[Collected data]
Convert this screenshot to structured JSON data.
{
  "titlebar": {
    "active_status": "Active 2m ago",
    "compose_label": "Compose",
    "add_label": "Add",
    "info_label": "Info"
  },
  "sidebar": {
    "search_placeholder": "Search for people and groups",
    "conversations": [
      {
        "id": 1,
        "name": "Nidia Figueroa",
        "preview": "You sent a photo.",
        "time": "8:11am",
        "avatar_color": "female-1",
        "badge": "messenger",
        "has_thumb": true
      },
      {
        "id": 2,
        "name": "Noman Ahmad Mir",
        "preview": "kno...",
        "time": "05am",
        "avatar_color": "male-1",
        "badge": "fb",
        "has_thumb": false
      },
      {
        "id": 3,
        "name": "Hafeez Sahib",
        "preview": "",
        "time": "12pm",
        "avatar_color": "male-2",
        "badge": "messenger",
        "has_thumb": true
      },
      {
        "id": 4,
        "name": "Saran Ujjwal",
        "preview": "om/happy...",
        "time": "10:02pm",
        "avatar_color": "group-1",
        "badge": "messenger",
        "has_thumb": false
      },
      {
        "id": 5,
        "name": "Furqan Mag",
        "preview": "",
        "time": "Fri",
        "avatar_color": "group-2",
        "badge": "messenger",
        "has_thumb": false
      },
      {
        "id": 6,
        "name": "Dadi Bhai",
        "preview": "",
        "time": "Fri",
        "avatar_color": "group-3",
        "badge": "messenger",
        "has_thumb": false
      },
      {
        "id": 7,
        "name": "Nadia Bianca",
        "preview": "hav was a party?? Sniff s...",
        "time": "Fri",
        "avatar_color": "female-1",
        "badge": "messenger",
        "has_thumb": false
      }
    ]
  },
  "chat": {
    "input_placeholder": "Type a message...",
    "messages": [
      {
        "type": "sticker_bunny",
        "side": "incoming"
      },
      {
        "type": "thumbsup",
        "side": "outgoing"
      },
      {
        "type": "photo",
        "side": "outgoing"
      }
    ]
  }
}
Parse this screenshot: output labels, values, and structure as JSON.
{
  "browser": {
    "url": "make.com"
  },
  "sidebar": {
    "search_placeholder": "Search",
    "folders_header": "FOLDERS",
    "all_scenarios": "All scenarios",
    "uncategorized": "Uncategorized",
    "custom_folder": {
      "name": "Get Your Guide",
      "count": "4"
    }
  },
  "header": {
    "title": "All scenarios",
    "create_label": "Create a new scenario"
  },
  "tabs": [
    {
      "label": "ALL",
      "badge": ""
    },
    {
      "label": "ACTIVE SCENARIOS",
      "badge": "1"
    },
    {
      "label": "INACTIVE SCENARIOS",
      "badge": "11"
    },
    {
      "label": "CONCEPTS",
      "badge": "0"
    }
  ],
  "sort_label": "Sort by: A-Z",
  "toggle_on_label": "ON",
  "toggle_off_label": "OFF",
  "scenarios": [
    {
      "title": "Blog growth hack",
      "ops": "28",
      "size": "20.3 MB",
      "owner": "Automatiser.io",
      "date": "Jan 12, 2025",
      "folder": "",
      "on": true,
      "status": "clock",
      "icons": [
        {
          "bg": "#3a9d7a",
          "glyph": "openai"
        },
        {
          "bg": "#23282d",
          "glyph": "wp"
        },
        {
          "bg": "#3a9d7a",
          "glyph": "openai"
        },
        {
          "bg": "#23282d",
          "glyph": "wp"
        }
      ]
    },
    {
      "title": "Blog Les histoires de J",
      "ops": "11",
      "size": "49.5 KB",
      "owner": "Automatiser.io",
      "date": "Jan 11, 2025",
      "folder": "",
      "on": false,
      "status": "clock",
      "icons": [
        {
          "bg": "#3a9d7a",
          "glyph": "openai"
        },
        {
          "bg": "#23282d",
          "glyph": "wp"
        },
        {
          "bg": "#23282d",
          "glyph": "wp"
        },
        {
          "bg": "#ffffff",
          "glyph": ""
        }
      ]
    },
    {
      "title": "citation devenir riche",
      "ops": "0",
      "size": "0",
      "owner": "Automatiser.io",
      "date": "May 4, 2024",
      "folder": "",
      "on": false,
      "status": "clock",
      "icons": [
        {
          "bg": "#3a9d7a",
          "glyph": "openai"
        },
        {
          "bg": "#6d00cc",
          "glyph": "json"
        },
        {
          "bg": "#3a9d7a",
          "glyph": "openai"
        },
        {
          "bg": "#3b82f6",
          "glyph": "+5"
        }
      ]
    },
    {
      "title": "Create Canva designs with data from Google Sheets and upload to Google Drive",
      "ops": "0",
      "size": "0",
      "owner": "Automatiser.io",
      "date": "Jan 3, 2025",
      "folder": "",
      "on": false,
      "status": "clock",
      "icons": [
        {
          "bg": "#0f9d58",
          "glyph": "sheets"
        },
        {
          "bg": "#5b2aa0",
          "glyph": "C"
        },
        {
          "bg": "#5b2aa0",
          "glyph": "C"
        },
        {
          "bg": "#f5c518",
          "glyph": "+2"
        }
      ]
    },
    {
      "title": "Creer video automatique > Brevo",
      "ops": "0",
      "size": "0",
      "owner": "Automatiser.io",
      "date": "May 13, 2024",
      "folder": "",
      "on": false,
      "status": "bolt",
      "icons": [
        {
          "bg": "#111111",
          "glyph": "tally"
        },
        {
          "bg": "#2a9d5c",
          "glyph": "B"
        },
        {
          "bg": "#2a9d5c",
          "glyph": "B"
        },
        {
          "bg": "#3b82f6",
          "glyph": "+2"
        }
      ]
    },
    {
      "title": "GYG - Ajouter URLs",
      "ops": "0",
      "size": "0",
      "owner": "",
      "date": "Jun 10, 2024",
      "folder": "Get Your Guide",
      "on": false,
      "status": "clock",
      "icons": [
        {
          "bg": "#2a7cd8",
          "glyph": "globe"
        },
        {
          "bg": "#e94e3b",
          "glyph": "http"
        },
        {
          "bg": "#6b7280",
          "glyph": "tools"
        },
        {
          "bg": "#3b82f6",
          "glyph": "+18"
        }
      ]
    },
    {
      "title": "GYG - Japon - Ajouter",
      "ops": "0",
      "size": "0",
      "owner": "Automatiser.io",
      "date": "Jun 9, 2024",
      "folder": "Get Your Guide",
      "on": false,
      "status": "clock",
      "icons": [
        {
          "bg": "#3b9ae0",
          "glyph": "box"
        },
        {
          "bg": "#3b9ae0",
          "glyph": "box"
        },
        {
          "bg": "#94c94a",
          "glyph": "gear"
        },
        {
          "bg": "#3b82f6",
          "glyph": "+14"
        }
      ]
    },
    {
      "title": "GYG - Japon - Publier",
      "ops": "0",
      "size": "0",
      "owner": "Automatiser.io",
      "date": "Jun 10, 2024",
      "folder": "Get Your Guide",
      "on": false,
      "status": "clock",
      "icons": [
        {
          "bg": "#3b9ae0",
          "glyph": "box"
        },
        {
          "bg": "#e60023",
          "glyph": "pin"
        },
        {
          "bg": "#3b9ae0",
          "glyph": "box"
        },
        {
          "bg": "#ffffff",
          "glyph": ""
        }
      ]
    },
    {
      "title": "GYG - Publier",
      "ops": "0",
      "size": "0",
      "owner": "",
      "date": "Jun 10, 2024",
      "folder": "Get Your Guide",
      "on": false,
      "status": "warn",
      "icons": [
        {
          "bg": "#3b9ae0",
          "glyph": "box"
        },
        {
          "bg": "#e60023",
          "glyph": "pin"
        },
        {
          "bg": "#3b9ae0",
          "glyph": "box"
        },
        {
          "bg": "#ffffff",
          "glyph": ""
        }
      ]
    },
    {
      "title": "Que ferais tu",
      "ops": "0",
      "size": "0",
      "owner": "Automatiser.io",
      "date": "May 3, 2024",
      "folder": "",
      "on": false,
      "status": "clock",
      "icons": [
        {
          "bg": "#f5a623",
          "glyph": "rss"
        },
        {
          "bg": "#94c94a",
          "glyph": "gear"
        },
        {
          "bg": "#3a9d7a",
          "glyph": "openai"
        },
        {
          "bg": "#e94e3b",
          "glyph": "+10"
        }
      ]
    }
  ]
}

-- Problem description --
Gather all lines with the string "Create" from the data.

-- Final answer --
    "create_label": "Create a new scenario"
      "title": "Create Canva designs with data from Google Sheets and upload to Google Drive",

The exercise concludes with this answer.